INPUT MATERIAL:
────────────────────
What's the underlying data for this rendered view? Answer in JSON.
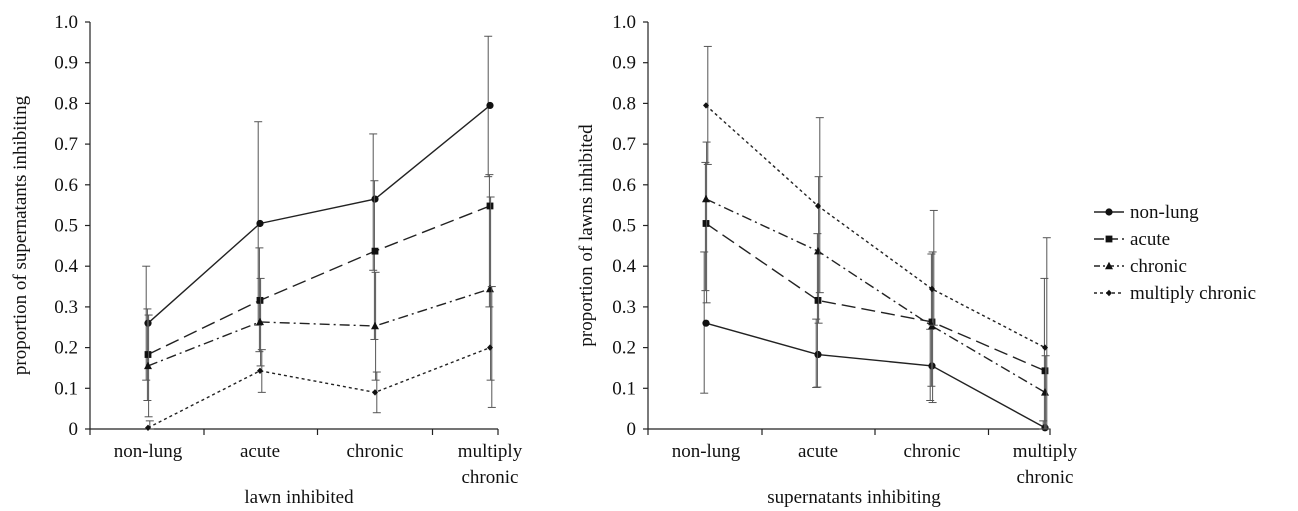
{
  "chart_data": [
    {
      "type": "line",
      "categories": [
        [
          "non-lung"
        ],
        [
          "acute"
        ],
        [
          "chronic"
        ],
        [
          "multiply",
          "chronic"
        ]
      ],
      "xlabel": "lawn inhibited",
      "ylabel": "proportion of supernatants inhibiting",
      "ylim": [
        0,
        1.0
      ],
      "yticks": [
        "0",
        "0.1",
        "0.2",
        "0.3",
        "0.4",
        "0.5",
        "0.6",
        "0.7",
        "0.8",
        "0.9",
        "1.0"
      ],
      "grid": false,
      "series": [
        {
          "name": "non-lung",
          "values": [
            0.26,
            0.505,
            0.565,
            0.795
          ],
          "err_low": [
            0.12,
            0.255,
            0.39,
            0.62
          ],
          "err_high": [
            0.4,
            0.755,
            0.725,
            0.965
          ]
        },
        {
          "name": "acute",
          "values": [
            0.183,
            0.316,
            0.437,
            0.548
          ],
          "err_low": [
            0.07,
            0.19,
            0.22,
            0.3
          ],
          "err_high": [
            0.295,
            0.445,
            0.61,
            0.625
          ]
        },
        {
          "name": "chronic",
          "values": [
            0.155,
            0.263,
            0.253,
            0.344
          ],
          "err_low": [
            0.03,
            0.155,
            0.12,
            0.12
          ],
          "err_high": [
            0.28,
            0.37,
            0.385,
            0.57
          ]
        },
        {
          "name": "multiply chronic",
          "values": [
            0.003,
            0.143,
            0.09,
            0.2
          ],
          "err_low": [
            0.0,
            0.09,
            0.04,
            0.053
          ],
          "err_high": [
            0.02,
            0.195,
            0.14,
            0.35
          ]
        }
      ]
    },
    {
      "type": "line",
      "categories": [
        [
          "non-lung"
        ],
        [
          "acute"
        ],
        [
          "chronic"
        ],
        [
          "multiply",
          "chronic"
        ]
      ],
      "xlabel": "supernatants inhibiting",
      "ylabel": "proportion of lawns inhibited",
      "ylim": [
        0,
        1.0
      ],
      "yticks": [
        "0",
        "0.1",
        "0.2",
        "0.3",
        "0.4",
        "0.5",
        "0.6",
        "0.7",
        "0.8",
        "0.9",
        "1.0"
      ],
      "grid": false,
      "series": [
        {
          "name": "non-lung",
          "values": [
            0.26,
            0.183,
            0.155,
            0.003
          ],
          "err_low": [
            0.088,
            0.102,
            0.07,
            0.0
          ],
          "err_high": [
            0.435,
            0.27,
            0.245,
            0.02
          ]
        },
        {
          "name": "acute",
          "values": [
            0.505,
            0.316,
            0.263,
            0.143
          ],
          "err_low": [
            0.34,
            0.103,
            0.105,
            0.0
          ],
          "err_high": [
            0.655,
            0.48,
            0.43,
            0.37
          ]
        },
        {
          "name": "chronic",
          "values": [
            0.565,
            0.437,
            0.253,
            0.09
          ],
          "err_low": [
            0.31,
            0.26,
            0.065,
            0.0
          ],
          "err_high": [
            0.705,
            0.62,
            0.435,
            0.18
          ]
        },
        {
          "name": "multiply chronic",
          "values": [
            0.795,
            0.548,
            0.344,
            0.2
          ],
          "err_low": [
            0.65,
            0.335,
            0.255,
            0.0
          ],
          "err_high": [
            0.94,
            0.765,
            0.537,
            0.47
          ]
        }
      ]
    }
  ],
  "legend": {
    "placement": "right",
    "items": [
      "non-lung",
      "acute",
      "chronic",
      "multiply chronic"
    ]
  }
}
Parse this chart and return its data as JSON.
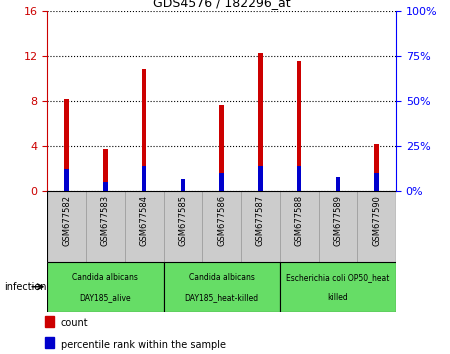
{
  "title": "GDS4576 / 182296_at",
  "samples": [
    "GSM677582",
    "GSM677583",
    "GSM677584",
    "GSM677585",
    "GSM677586",
    "GSM677587",
    "GSM677588",
    "GSM677589",
    "GSM677590"
  ],
  "count_values": [
    8.2,
    3.7,
    10.8,
    0.3,
    7.6,
    12.2,
    11.5,
    0.3,
    4.2
  ],
  "percentile_values": [
    1.92,
    0.8,
    2.24,
    1.12,
    1.6,
    2.24,
    2.24,
    1.28,
    1.6
  ],
  "ylim_left": [
    0,
    16
  ],
  "ylim_right": [
    0,
    100
  ],
  "yticks_left": [
    0,
    4,
    8,
    12,
    16
  ],
  "yticks_right": [
    0,
    25,
    50,
    75,
    100
  ],
  "yticklabels_left": [
    "0",
    "4",
    "8",
    "12",
    "16"
  ],
  "yticklabels_right": [
    "0%",
    "25%",
    "50%",
    "75%",
    "100%"
  ],
  "bar_color_count": "#cc0000",
  "bar_color_percentile": "#0000cc",
  "bar_width": 0.12,
  "groups": [
    {
      "label": "Candida albicans\nDAY185_alive",
      "start": 0,
      "end": 3,
      "color": "#66dd66"
    },
    {
      "label": "Candida albicans\nDAY185_heat-killed",
      "start": 3,
      "end": 6,
      "color": "#66dd66"
    },
    {
      "label": "Escherichia coli OP50_heat\nkilled",
      "start": 6,
      "end": 9,
      "color": "#66dd66"
    }
  ],
  "group_label": "infection",
  "legend_items": [
    {
      "color": "#cc0000",
      "label": "count"
    },
    {
      "color": "#0000cc",
      "label": "percentile rank within the sample"
    }
  ],
  "plot_bg_color": "#ffffff",
  "tick_bg_color": "#cccccc",
  "border_color": "#999999"
}
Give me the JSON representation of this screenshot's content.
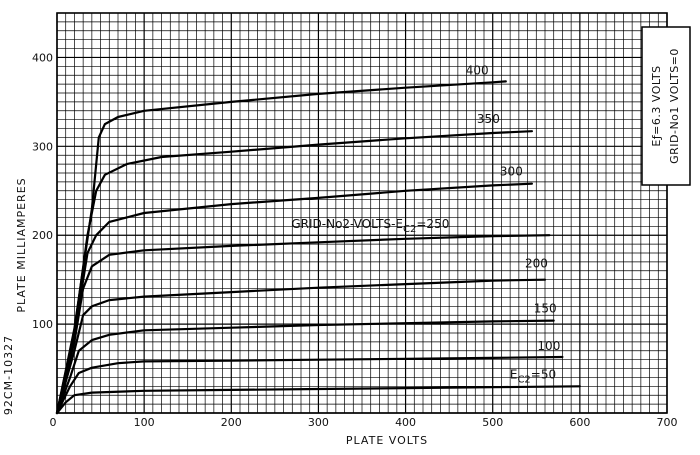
{
  "chart_data": {
    "type": "line",
    "title": "",
    "xlabel": "PLATE VOLTS",
    "ylabel": "PLATE MILLIAMPERES",
    "xlim": [
      0,
      700
    ],
    "ylim": [
      0,
      450
    ],
    "x_ticks": [
      "100",
      "200",
      "300",
      "400",
      "500",
      "600",
      "700"
    ],
    "y_ticks": [
      "100",
      "200",
      "300",
      "400"
    ],
    "grid": true,
    "figure_id": "92CM-10327",
    "conditions": [
      "Eƒ=6.3 VOLTS",
      "GRID-No1 VOLTS=0"
    ],
    "series": [
      {
        "name": "400",
        "label": "400",
        "points": [
          [
            0,
            0
          ],
          [
            20,
            95
          ],
          [
            40,
            230
          ],
          [
            48,
            310
          ],
          [
            55,
            325
          ],
          [
            70,
            333
          ],
          [
            100,
            340
          ],
          [
            200,
            350
          ],
          [
            300,
            359
          ],
          [
            400,
            366
          ],
          [
            500,
            372
          ],
          [
            515,
            373
          ]
        ]
      },
      {
        "name": "350",
        "label": "350",
        "points": [
          [
            0,
            0
          ],
          [
            20,
            92
          ],
          [
            35,
            200
          ],
          [
            45,
            250
          ],
          [
            55,
            268
          ],
          [
            80,
            280
          ],
          [
            120,
            288
          ],
          [
            200,
            294
          ],
          [
            300,
            302
          ],
          [
            400,
            309
          ],
          [
            500,
            315
          ],
          [
            545,
            317
          ]
        ]
      },
      {
        "name": "300",
        "label": "300",
        "points": [
          [
            0,
            0
          ],
          [
            20,
            88
          ],
          [
            35,
            180
          ],
          [
            45,
            200
          ],
          [
            60,
            215
          ],
          [
            100,
            225
          ],
          [
            200,
            235
          ],
          [
            300,
            242
          ],
          [
            400,
            250
          ],
          [
            500,
            256
          ],
          [
            545,
            258
          ]
        ]
      },
      {
        "name": "250",
        "label": "GRID-No2-VOLTS-E C2 =250",
        "points": [
          [
            0,
            0
          ],
          [
            20,
            80
          ],
          [
            30,
            140
          ],
          [
            40,
            165
          ],
          [
            60,
            178
          ],
          [
            100,
            183
          ],
          [
            200,
            188
          ],
          [
            300,
            192
          ],
          [
            400,
            196
          ],
          [
            500,
            199
          ],
          [
            565,
            200
          ]
        ]
      },
      {
        "name": "200",
        "label": "200",
        "points": [
          [
            0,
            0
          ],
          [
            20,
            70
          ],
          [
            30,
            110
          ],
          [
            40,
            120
          ],
          [
            60,
            127
          ],
          [
            100,
            131
          ],
          [
            200,
            136
          ],
          [
            300,
            141
          ],
          [
            400,
            145
          ],
          [
            500,
            149
          ],
          [
            560,
            150
          ]
        ]
      },
      {
        "name": "150",
        "label": "150",
        "points": [
          [
            0,
            0
          ],
          [
            15,
            40
          ],
          [
            25,
            70
          ],
          [
            40,
            82
          ],
          [
            60,
            88
          ],
          [
            100,
            93
          ],
          [
            200,
            96
          ],
          [
            300,
            99
          ],
          [
            400,
            101
          ],
          [
            500,
            103
          ],
          [
            570,
            104
          ]
        ]
      },
      {
        "name": "100",
        "label": "100",
        "points": [
          [
            0,
            0
          ],
          [
            15,
            30
          ],
          [
            25,
            45
          ],
          [
            40,
            51
          ],
          [
            70,
            56
          ],
          [
            100,
            58
          ],
          [
            200,
            59
          ],
          [
            300,
            60
          ],
          [
            400,
            61
          ],
          [
            500,
            62
          ],
          [
            580,
            63
          ]
        ]
      },
      {
        "name": "50",
        "label": "E C2 =50",
        "points": [
          [
            0,
            0
          ],
          [
            10,
            12
          ],
          [
            20,
            20
          ],
          [
            40,
            23
          ],
          [
            100,
            25
          ],
          [
            200,
            26
          ],
          [
            300,
            27
          ],
          [
            400,
            28
          ],
          [
            500,
            29
          ],
          [
            600,
            30
          ]
        ]
      }
    ]
  }
}
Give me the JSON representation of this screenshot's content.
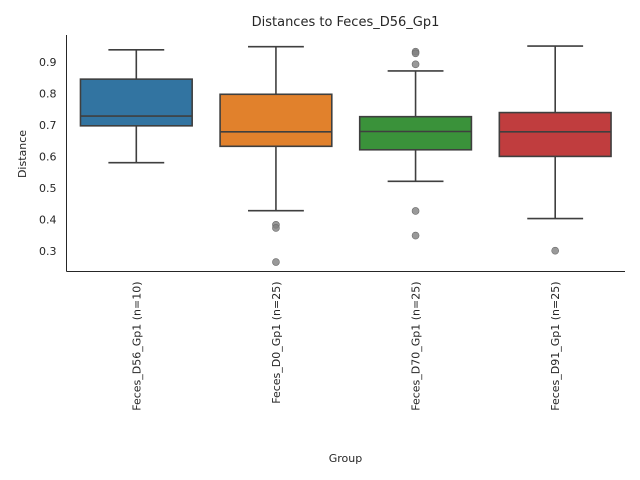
{
  "chart_data": {
    "type": "box",
    "title": "Distances to Feces_D56_Gp1",
    "xlabel": "Group",
    "ylabel": "Distance",
    "ylim": [
      0.235,
      0.985
    ],
    "yticks": [
      "0.3",
      "0.4",
      "0.5",
      "0.6",
      "0.7",
      "0.8",
      "0.9"
    ],
    "grid": false,
    "categories": [
      "Feces_D56_Gp1 (n=10)",
      "Feces_D0_Gp1 (n=25)",
      "Feces_D70_Gp1 (n=25)",
      "Feces_D91_Gp1 (n=25)"
    ],
    "boxes": [
      {
        "color": "#3274a1",
        "whisker_low": 0.58,
        "q1": 0.697,
        "median": 0.728,
        "q3": 0.845,
        "whisker_high": 0.938,
        "outliers": []
      },
      {
        "color": "#e1812c",
        "whisker_low": 0.428,
        "q1": 0.632,
        "median": 0.678,
        "q3": 0.797,
        "whisker_high": 0.948,
        "outliers": [
          0.383,
          0.373,
          0.265
        ]
      },
      {
        "color": "#3a923a",
        "whisker_low": 0.521,
        "q1": 0.621,
        "median": 0.679,
        "q3": 0.726,
        "whisker_high": 0.871,
        "outliers": [
          0.932,
          0.927,
          0.892,
          0.427,
          0.349
        ]
      },
      {
        "color": "#c03d3e",
        "whisker_low": 0.403,
        "q1": 0.6,
        "median": 0.678,
        "q3": 0.739,
        "whisker_high": 0.95,
        "outliers": [
          0.301
        ]
      }
    ]
  }
}
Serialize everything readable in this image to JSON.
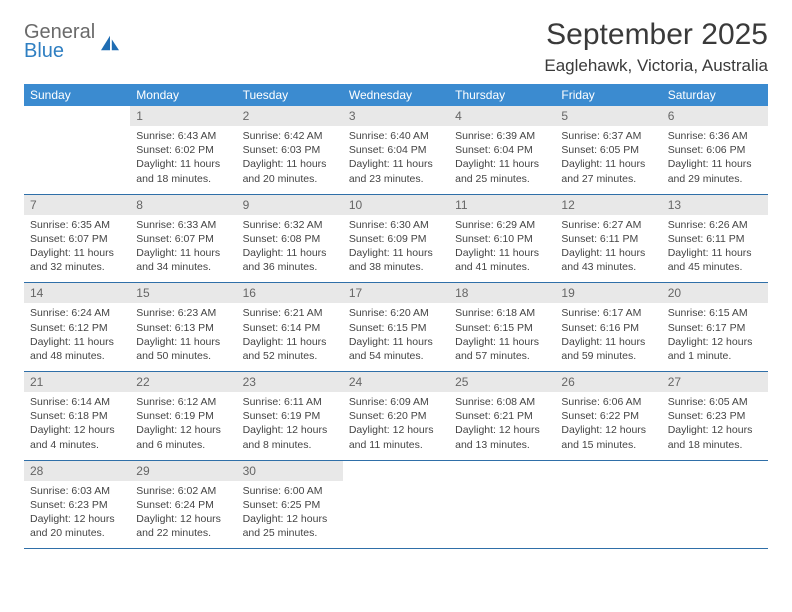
{
  "brand": {
    "general": "General",
    "blue": "Blue",
    "sail_color": "#1f6db3"
  },
  "title": "September 2025",
  "location": "Eaglehawk, Victoria, Australia",
  "colors": {
    "header_bg": "#3b8bd0",
    "header_fg": "#ffffff",
    "daynum_bg": "#e8e8e8",
    "daynum_fg": "#666666",
    "border": "#2f6fa8",
    "text": "#444444"
  },
  "days_of_week": [
    "Sunday",
    "Monday",
    "Tuesday",
    "Wednesday",
    "Thursday",
    "Friday",
    "Saturday"
  ],
  "weeks": [
    [
      null,
      {
        "n": "1",
        "sunrise": "6:43 AM",
        "sunset": "6:02 PM",
        "daylight": "11 hours and 18 minutes."
      },
      {
        "n": "2",
        "sunrise": "6:42 AM",
        "sunset": "6:03 PM",
        "daylight": "11 hours and 20 minutes."
      },
      {
        "n": "3",
        "sunrise": "6:40 AM",
        "sunset": "6:04 PM",
        "daylight": "11 hours and 23 minutes."
      },
      {
        "n": "4",
        "sunrise": "6:39 AM",
        "sunset": "6:04 PM",
        "daylight": "11 hours and 25 minutes."
      },
      {
        "n": "5",
        "sunrise": "6:37 AM",
        "sunset": "6:05 PM",
        "daylight": "11 hours and 27 minutes."
      },
      {
        "n": "6",
        "sunrise": "6:36 AM",
        "sunset": "6:06 PM",
        "daylight": "11 hours and 29 minutes."
      }
    ],
    [
      {
        "n": "7",
        "sunrise": "6:35 AM",
        "sunset": "6:07 PM",
        "daylight": "11 hours and 32 minutes."
      },
      {
        "n": "8",
        "sunrise": "6:33 AM",
        "sunset": "6:07 PM",
        "daylight": "11 hours and 34 minutes."
      },
      {
        "n": "9",
        "sunrise": "6:32 AM",
        "sunset": "6:08 PM",
        "daylight": "11 hours and 36 minutes."
      },
      {
        "n": "10",
        "sunrise": "6:30 AM",
        "sunset": "6:09 PM",
        "daylight": "11 hours and 38 minutes."
      },
      {
        "n": "11",
        "sunrise": "6:29 AM",
        "sunset": "6:10 PM",
        "daylight": "11 hours and 41 minutes."
      },
      {
        "n": "12",
        "sunrise": "6:27 AM",
        "sunset": "6:11 PM",
        "daylight": "11 hours and 43 minutes."
      },
      {
        "n": "13",
        "sunrise": "6:26 AM",
        "sunset": "6:11 PM",
        "daylight": "11 hours and 45 minutes."
      }
    ],
    [
      {
        "n": "14",
        "sunrise": "6:24 AM",
        "sunset": "6:12 PM",
        "daylight": "11 hours and 48 minutes."
      },
      {
        "n": "15",
        "sunrise": "6:23 AM",
        "sunset": "6:13 PM",
        "daylight": "11 hours and 50 minutes."
      },
      {
        "n": "16",
        "sunrise": "6:21 AM",
        "sunset": "6:14 PM",
        "daylight": "11 hours and 52 minutes."
      },
      {
        "n": "17",
        "sunrise": "6:20 AM",
        "sunset": "6:15 PM",
        "daylight": "11 hours and 54 minutes."
      },
      {
        "n": "18",
        "sunrise": "6:18 AM",
        "sunset": "6:15 PM",
        "daylight": "11 hours and 57 minutes."
      },
      {
        "n": "19",
        "sunrise": "6:17 AM",
        "sunset": "6:16 PM",
        "daylight": "11 hours and 59 minutes."
      },
      {
        "n": "20",
        "sunrise": "6:15 AM",
        "sunset": "6:17 PM",
        "daylight": "12 hours and 1 minute."
      }
    ],
    [
      {
        "n": "21",
        "sunrise": "6:14 AM",
        "sunset": "6:18 PM",
        "daylight": "12 hours and 4 minutes."
      },
      {
        "n": "22",
        "sunrise": "6:12 AM",
        "sunset": "6:19 PM",
        "daylight": "12 hours and 6 minutes."
      },
      {
        "n": "23",
        "sunrise": "6:11 AM",
        "sunset": "6:19 PM",
        "daylight": "12 hours and 8 minutes."
      },
      {
        "n": "24",
        "sunrise": "6:09 AM",
        "sunset": "6:20 PM",
        "daylight": "12 hours and 11 minutes."
      },
      {
        "n": "25",
        "sunrise": "6:08 AM",
        "sunset": "6:21 PM",
        "daylight": "12 hours and 13 minutes."
      },
      {
        "n": "26",
        "sunrise": "6:06 AM",
        "sunset": "6:22 PM",
        "daylight": "12 hours and 15 minutes."
      },
      {
        "n": "27",
        "sunrise": "6:05 AM",
        "sunset": "6:23 PM",
        "daylight": "12 hours and 18 minutes."
      }
    ],
    [
      {
        "n": "28",
        "sunrise": "6:03 AM",
        "sunset": "6:23 PM",
        "daylight": "12 hours and 20 minutes."
      },
      {
        "n": "29",
        "sunrise": "6:02 AM",
        "sunset": "6:24 PM",
        "daylight": "12 hours and 22 minutes."
      },
      {
        "n": "30",
        "sunrise": "6:00 AM",
        "sunset": "6:25 PM",
        "daylight": "12 hours and 25 minutes."
      },
      null,
      null,
      null,
      null
    ]
  ],
  "labels": {
    "sunrise": "Sunrise:",
    "sunset": "Sunset:",
    "daylight": "Daylight:"
  }
}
────────────────────
DIRECTIONS FOR THIS TASK: Pick out every line of the listing containing the word "VOLTS", and show those lines.

CORRECT RESULT:
    "xlabel": "PLATE VOLTS",
      "Eƒ=6.3 VOLTS",
      "GRID-No1 VOLTS=0"
        "label": "GRID-No2-VOLTS-E C2 =250",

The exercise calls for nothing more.